**YOUR GOAL:**
For each line of the data below that holds "JSON", copy the line.

**DATA SHOWN:**
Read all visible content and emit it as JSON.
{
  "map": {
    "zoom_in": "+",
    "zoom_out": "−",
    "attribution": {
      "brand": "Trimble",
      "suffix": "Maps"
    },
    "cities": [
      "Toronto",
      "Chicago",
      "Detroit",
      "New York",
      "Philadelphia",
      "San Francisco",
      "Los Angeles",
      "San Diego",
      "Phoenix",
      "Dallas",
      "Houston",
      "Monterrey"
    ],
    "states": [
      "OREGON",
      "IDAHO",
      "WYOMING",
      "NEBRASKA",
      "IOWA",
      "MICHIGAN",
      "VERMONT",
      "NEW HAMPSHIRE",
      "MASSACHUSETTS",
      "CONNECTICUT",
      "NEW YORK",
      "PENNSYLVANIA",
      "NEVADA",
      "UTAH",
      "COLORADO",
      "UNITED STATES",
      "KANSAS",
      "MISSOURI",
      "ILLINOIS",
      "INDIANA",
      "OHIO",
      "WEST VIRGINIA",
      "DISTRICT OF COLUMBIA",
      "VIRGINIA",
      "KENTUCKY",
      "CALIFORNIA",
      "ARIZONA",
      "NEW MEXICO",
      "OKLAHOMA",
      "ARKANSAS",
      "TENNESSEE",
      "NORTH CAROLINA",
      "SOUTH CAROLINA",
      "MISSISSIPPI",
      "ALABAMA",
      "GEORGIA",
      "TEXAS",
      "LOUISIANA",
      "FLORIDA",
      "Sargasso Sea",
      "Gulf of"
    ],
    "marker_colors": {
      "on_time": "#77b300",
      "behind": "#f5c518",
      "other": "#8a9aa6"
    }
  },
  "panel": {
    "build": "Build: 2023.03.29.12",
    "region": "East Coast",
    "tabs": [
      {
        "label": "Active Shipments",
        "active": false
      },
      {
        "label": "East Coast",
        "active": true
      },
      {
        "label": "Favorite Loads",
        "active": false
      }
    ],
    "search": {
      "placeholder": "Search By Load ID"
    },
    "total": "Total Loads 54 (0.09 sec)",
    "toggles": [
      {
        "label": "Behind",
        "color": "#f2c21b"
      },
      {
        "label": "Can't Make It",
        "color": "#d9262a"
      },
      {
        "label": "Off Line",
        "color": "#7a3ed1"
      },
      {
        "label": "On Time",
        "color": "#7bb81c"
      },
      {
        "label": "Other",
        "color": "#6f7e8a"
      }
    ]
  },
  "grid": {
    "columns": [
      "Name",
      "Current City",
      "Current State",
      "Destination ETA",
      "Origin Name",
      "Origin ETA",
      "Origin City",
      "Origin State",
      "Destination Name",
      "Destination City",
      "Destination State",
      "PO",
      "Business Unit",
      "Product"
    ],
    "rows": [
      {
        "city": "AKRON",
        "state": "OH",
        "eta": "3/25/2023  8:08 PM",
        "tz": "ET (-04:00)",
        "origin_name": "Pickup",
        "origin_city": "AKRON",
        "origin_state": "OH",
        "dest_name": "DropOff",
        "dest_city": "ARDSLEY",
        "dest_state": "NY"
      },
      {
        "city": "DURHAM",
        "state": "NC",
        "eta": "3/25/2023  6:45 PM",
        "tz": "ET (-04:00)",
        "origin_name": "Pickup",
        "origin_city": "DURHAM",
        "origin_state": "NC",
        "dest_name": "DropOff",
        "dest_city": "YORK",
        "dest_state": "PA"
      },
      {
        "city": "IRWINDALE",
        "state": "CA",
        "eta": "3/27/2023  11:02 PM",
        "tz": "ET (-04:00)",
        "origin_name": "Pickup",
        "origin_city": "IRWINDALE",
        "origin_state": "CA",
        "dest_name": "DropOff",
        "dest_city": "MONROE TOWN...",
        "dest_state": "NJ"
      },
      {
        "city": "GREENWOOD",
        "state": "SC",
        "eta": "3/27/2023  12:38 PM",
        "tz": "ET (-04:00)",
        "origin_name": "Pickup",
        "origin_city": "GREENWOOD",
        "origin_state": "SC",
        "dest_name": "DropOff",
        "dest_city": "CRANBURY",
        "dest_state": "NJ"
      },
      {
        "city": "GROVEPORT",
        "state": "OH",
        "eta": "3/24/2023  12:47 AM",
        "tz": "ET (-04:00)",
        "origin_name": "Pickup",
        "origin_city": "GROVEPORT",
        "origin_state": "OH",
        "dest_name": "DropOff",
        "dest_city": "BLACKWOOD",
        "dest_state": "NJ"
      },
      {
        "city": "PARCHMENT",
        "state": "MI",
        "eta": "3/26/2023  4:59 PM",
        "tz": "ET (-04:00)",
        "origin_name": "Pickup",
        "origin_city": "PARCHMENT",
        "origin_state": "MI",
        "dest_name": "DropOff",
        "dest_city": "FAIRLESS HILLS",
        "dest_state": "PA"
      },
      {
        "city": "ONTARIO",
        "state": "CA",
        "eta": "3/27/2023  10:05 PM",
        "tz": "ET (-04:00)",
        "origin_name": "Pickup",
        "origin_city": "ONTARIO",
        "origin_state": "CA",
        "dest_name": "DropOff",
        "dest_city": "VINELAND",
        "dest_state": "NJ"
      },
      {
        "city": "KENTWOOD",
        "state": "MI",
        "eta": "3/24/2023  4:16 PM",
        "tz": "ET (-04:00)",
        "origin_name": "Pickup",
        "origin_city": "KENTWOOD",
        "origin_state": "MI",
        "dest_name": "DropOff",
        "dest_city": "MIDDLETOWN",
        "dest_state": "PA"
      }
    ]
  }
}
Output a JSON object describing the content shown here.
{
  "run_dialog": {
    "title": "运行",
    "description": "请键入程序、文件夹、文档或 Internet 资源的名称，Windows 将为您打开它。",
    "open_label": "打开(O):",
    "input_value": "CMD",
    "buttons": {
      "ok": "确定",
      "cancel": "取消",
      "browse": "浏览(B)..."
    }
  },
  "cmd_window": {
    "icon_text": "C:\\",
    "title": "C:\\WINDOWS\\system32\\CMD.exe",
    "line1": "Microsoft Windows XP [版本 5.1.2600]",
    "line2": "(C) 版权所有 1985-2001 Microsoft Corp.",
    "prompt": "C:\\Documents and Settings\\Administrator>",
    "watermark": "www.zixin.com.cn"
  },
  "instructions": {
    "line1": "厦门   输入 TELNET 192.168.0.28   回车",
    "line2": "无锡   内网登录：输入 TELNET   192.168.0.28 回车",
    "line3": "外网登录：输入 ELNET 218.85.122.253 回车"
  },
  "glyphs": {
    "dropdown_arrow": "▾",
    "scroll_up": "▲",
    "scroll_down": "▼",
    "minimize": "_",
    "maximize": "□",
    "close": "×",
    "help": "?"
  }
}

**COMPLETE RESPONSE:**
Read all visible content and emit it as JSON.
Output a JSON object describing the content shown here.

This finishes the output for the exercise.